- Problem requirements
Write out each line of the material again, word for word.

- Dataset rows
§ §

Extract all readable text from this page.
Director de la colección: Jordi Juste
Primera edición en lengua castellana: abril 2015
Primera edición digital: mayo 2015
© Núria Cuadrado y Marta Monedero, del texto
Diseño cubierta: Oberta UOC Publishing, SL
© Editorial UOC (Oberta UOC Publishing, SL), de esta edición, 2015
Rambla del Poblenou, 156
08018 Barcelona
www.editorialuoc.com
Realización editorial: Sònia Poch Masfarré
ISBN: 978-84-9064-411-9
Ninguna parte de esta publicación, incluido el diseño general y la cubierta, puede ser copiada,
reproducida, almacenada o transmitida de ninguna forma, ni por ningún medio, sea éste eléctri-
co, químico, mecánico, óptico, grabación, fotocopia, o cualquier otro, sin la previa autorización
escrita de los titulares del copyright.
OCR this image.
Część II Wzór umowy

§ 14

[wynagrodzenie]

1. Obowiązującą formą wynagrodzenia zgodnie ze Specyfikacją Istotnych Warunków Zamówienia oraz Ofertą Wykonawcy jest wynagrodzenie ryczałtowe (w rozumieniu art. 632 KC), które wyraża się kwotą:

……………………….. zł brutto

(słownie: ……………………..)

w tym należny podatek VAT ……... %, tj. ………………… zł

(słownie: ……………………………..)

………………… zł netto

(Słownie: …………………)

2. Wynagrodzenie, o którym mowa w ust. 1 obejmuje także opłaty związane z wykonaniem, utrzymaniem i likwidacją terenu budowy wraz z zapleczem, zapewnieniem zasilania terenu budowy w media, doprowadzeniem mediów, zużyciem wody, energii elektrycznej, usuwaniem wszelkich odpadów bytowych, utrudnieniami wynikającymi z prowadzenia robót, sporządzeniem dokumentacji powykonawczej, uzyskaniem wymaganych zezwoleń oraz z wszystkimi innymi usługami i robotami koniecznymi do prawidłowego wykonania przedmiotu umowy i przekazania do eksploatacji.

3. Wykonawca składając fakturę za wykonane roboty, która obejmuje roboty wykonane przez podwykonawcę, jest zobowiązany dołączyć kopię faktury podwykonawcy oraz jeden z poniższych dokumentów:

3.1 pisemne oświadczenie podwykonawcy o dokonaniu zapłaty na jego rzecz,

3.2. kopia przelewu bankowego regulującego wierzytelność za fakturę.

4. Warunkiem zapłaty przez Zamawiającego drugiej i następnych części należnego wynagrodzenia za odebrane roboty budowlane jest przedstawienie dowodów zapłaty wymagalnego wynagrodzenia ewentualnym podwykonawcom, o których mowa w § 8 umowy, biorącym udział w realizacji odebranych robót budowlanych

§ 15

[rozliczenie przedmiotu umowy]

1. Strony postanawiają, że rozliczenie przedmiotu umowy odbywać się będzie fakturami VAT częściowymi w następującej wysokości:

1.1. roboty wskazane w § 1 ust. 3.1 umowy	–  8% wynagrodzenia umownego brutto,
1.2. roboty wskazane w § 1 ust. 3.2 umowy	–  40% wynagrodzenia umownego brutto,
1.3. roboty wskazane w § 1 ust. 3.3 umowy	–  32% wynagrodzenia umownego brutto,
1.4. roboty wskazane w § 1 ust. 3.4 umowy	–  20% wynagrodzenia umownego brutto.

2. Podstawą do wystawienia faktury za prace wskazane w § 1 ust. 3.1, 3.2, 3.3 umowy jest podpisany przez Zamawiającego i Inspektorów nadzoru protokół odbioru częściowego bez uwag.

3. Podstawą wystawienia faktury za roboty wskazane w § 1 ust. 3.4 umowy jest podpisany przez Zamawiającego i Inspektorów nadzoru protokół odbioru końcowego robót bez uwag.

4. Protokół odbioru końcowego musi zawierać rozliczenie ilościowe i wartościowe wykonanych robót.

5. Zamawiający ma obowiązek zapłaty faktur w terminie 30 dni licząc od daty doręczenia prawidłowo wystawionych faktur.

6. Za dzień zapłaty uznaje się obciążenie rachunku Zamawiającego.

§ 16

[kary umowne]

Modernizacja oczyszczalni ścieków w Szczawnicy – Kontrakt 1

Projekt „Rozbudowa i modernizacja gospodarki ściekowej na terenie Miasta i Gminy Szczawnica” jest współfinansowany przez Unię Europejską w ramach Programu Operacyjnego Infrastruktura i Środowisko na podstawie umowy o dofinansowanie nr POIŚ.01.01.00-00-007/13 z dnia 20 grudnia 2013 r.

§ §

- Worked answer
Extract all readable text from this page.
Director de la colección: Jordi Juste
Primera edición en lengua castellana: abril 2015
Primera edición digital: mayo 2015
© Núria Cuadrado y Marta Monedero, del texto
Diseño cubierta: Oberta UOC Publishing, SL
© Editorial UOC (Oberta UOC Publishing, SL), de esta edición, 2015
Rambla del Poblenou, 156
08018 Barcelona
www.editorialuoc.com
Realización editorial: Sònia Poch Masfarré
ISBN: 978-84-9064-411-9
Ninguna parte de esta publicación, incluido el diseño general y la cubierta, puede ser copiada,
reproducida, almacenada o transmitida de ninguna forma, ni por ningún medio, sea éste eléctri-
co, químico, mecánico, óptico, grabación, fotocopia, o cualquier otro, sin la previa autorización
escrita de los titulares del copyright.
OCR this image.
Część II Wzór umowy

§ 14

[wynagrodzenie]

1. Obowiązującą formą wynagrodzenia zgodnie ze Specyfikacją Istotnych Warunków Zamówienia oraz Ofertą Wykonawcy jest wynagrodzenie ryczałtowe (w rozumieniu art. 632 KC), które wyraża się kwotą:

……………………….. zł brutto

(słownie: ……………………..)

w tym należny podatek VAT ……... %, tj. ………………… zł

(słownie: ……………………………..)

………………… zł netto

(Słownie: …………………)

2. Wynagrodzenie, o którym mowa w ust. 1 obejmuje także opłaty związane z wykonaniem, utrzymaniem i likwidacją terenu budowy wraz z zapleczem, zapewnieniem zasilania terenu budowy w media, doprowadzeniem mediów, zużyciem wody, energii elektrycznej, usuwaniem wszelkich odpadów bytowych, utrudnieniami wynikającymi z prowadzenia robót, sporządzeniem dokumentacji powykonawczej, uzyskaniem wymaganych zezwoleń oraz z wszystkimi innymi usługami i robotami koniecznymi do prawidłowego wykonania przedmiotu umowy i przekazania do eksploatacji.

3. Wykonawca składając fakturę za wykonane roboty, która obejmuje roboty wykonane przez podwykonawcę, jest zobowiązany dołączyć kopię faktury podwykonawcy oraz jeden z poniższych dokumentów:

3.1 pisemne oświadczenie podwykonawcy o dokonaniu zapłaty na jego rzecz,

3.2. kopia przelewu bankowego regulującego wierzytelność za fakturę.

4. Warunkiem zapłaty przez Zamawiającego drugiej i następnych części należnego wynagrodzenia za odebrane roboty budowlane jest przedstawienie dowodów zapłaty wymagalnego wynagrodzenia ewentualnym podwykonawcom, o których mowa w § 8 umowy, biorącym udział w realizacji odebranych robót budowlanych

§ 15

[rozliczenie przedmiotu umowy]

1. Strony postanawiają, że rozliczenie przedmiotu umowy odbywać się będzie fakturami VAT częściowymi w następującej wysokości:

1.1. roboty wskazane w § 1 ust. 3.1 umowy	–  8% wynagrodzenia umownego brutto,
1.2. roboty wskazane w § 1 ust. 3.2 umowy	–  40% wynagrodzenia umownego brutto,
1.3. roboty wskazane w § 1 ust. 3.3 umowy	–  32% wynagrodzenia umownego brutto,
1.4. roboty wskazane w § 1 ust. 3.4 umowy	–  20% wynagrodzenia umownego brutto.

2. Podstawą do wystawienia faktury za prace wskazane w § 1 ust. 3.1, 3.2, 3.3 umowy jest podpisany przez Zamawiającego i Inspektorów nadzoru protokół odbioru częściowego bez uwag.

3. Podstawą wystawienia faktury za roboty wskazane w § 1 ust. 3.4 umowy jest podpisany przez Zamawiającego i Inspektorów nadzoru protokół odbioru końcowego robót bez uwag.

4. Protokół odbioru końcowego musi zawierać rozliczenie ilościowe i wartościowe wykonanych robót.

5. Zamawiający ma obowiązek zapłaty faktur w terminie 30 dni licząc od daty doręczenia prawidłowo wystawionych faktur.

6. Za dzień zapłaty uznaje się obciążenie rachunku Zamawiającego.

§ 16

[kary umowne]

Modernizacja oczyszczalni ścieków w Szczawnicy – Kontrakt 1

Projekt „Rozbudowa i modernizacja gospodarki ściekowej na terenie Miasta i Gminy Szczawnica” jest współfinansowany przez Unię Europejską w ramach Programu Operacyjnego Infrastruktura i Środowisko na podstawie umowy o dofinansowanie nr POIŚ.01.01.00-00-007/13 z dnia 20 grudnia 2013 r.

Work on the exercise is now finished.